▸ ASSIGNMENT
Scan the entries for lines with the word "jongeren", then copy those lines.

*** DATASET ENTRIES Section Begins ***

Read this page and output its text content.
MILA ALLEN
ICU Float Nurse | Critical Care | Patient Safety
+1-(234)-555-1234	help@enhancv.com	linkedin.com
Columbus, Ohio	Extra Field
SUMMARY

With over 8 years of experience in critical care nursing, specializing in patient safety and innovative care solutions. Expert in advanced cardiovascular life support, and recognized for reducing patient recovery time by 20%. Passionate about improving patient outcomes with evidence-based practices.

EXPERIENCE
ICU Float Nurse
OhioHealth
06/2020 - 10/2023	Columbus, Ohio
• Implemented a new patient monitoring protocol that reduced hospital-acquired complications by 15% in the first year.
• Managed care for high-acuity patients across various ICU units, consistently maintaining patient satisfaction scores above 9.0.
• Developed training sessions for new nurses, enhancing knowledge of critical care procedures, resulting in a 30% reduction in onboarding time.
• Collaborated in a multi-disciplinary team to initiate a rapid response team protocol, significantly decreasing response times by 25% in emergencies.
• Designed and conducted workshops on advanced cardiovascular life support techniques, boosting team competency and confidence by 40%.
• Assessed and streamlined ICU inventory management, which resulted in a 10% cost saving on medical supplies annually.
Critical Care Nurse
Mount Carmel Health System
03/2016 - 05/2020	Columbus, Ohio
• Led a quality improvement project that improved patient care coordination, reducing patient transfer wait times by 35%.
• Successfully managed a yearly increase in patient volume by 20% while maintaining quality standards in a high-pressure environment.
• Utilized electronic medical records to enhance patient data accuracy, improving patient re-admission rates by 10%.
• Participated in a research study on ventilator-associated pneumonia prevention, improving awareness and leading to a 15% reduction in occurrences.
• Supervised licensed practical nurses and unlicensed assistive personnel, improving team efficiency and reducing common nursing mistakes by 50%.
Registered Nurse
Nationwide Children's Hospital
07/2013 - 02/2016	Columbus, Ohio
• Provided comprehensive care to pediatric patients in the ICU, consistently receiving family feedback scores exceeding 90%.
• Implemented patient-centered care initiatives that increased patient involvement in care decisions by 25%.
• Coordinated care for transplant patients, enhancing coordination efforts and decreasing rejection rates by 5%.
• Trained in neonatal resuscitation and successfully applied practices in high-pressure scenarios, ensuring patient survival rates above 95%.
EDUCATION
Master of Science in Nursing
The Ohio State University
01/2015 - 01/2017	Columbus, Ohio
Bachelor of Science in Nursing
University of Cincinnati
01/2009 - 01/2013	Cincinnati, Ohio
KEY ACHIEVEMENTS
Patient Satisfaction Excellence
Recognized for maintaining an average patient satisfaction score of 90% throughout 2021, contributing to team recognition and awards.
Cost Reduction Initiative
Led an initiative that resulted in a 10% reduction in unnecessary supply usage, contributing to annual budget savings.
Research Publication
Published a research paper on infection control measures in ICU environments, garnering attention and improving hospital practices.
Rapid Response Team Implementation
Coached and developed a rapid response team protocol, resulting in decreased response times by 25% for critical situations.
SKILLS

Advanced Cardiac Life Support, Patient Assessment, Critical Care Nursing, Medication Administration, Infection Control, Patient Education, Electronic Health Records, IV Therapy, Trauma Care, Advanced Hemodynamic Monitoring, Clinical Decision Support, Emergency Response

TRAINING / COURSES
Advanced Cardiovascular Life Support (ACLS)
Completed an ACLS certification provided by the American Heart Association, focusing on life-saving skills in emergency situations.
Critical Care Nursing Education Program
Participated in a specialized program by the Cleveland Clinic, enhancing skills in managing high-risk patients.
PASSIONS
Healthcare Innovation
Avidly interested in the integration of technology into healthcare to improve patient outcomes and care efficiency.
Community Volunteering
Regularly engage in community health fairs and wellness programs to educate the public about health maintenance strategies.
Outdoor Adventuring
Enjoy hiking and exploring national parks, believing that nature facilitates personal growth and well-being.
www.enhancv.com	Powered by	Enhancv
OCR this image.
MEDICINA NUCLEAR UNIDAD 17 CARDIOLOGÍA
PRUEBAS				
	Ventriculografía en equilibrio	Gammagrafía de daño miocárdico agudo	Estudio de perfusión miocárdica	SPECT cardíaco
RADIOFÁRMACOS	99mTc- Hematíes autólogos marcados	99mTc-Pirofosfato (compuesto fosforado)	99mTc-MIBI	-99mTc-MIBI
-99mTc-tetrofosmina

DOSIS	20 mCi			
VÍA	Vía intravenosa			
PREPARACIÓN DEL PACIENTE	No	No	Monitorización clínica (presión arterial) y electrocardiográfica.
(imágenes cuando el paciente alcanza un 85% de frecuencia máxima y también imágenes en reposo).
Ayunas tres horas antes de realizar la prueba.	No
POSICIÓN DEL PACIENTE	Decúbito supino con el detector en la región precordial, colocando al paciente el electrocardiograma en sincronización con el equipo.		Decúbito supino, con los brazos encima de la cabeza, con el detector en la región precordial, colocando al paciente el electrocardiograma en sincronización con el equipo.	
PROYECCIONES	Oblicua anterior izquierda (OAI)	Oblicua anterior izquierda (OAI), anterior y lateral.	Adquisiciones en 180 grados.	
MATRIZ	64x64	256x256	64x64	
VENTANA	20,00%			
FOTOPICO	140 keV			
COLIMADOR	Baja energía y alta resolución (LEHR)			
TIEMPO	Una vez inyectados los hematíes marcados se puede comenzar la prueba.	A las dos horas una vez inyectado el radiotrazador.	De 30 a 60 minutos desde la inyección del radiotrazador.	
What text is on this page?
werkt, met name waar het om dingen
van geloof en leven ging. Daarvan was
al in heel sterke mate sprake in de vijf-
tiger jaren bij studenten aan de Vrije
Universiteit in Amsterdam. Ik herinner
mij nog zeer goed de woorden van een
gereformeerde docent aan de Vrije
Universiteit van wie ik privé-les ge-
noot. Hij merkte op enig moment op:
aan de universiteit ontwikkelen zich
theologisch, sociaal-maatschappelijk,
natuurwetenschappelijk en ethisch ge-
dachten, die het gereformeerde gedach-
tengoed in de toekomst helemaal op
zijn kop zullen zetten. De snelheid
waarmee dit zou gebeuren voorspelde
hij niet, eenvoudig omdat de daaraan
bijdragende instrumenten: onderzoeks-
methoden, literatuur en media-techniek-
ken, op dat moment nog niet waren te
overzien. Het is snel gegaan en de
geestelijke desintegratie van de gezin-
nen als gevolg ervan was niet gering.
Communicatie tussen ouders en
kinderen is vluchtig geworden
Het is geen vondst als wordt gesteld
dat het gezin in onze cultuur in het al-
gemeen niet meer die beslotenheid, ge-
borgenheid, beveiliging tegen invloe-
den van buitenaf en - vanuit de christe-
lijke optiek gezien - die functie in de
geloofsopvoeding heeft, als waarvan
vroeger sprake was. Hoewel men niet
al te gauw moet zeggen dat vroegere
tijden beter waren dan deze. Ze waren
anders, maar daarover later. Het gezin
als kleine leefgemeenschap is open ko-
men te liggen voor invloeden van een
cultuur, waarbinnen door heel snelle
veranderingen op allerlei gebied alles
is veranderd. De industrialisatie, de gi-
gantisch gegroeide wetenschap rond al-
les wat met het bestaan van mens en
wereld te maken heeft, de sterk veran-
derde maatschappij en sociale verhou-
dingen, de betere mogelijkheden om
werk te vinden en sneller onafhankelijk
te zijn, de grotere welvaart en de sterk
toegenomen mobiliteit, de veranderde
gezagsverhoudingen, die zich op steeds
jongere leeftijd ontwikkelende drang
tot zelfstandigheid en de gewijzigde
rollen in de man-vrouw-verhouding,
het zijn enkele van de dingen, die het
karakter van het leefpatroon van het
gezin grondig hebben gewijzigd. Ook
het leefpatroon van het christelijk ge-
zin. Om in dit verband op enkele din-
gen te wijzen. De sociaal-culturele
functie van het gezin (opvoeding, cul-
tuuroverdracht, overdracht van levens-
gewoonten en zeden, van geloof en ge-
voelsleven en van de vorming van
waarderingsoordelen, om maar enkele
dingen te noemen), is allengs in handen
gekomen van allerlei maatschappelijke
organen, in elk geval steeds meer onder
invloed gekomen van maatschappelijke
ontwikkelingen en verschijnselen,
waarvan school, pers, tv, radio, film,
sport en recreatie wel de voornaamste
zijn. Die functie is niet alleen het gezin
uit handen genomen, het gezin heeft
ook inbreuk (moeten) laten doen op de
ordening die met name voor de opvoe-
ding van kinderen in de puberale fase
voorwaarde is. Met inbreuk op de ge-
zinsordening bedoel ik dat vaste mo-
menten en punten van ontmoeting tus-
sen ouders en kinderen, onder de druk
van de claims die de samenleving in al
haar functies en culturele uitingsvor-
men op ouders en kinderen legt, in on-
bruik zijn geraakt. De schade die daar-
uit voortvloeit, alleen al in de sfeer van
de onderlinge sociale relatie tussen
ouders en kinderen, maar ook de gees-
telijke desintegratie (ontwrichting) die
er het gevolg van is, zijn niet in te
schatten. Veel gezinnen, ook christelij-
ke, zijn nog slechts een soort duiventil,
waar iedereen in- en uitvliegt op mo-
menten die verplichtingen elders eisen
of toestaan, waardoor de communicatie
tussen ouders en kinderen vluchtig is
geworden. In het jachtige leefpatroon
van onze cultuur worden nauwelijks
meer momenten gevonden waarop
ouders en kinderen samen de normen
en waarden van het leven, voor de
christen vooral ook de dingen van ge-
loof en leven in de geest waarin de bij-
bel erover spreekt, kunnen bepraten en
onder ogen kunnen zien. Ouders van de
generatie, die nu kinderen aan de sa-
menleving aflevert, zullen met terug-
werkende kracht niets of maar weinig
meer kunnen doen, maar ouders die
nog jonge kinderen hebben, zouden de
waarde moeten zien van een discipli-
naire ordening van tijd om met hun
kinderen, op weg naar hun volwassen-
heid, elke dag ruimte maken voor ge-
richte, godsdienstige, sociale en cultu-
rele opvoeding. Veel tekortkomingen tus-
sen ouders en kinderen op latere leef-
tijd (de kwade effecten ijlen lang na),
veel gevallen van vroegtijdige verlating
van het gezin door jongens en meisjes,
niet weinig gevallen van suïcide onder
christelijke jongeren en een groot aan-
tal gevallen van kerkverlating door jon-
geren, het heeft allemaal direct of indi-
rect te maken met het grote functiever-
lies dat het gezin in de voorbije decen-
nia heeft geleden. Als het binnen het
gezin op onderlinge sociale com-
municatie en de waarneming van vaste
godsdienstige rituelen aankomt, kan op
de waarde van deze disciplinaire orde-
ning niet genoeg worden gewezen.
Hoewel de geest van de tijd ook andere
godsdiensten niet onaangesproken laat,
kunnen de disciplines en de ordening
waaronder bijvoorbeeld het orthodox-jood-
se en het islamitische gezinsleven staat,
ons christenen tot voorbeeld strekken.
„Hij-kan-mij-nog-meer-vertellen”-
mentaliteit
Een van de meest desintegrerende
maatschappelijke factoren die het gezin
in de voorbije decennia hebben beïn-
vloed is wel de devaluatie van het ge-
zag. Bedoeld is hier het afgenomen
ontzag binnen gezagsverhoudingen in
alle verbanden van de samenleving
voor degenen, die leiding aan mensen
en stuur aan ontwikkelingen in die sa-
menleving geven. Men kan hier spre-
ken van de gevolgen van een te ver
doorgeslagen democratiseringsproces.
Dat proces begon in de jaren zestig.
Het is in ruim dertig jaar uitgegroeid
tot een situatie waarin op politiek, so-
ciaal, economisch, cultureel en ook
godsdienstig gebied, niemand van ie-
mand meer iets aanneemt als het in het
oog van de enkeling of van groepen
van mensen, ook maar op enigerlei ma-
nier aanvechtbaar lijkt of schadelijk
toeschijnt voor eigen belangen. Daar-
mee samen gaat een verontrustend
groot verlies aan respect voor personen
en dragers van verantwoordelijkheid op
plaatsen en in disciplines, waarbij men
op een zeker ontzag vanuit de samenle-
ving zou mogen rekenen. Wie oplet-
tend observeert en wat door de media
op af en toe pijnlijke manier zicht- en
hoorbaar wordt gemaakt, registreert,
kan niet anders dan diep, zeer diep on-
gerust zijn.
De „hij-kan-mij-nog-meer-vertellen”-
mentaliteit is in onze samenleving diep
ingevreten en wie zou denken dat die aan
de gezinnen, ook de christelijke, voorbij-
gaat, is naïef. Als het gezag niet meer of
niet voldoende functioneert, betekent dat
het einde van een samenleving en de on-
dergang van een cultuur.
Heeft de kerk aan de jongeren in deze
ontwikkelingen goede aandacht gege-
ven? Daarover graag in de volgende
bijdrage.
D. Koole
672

*** DATASET ENTRIES Section Ends ***

▸ WORKED SOLUTION
christelijke jongeren en een groot aan-
Heeft de kerk aan de jongeren in deze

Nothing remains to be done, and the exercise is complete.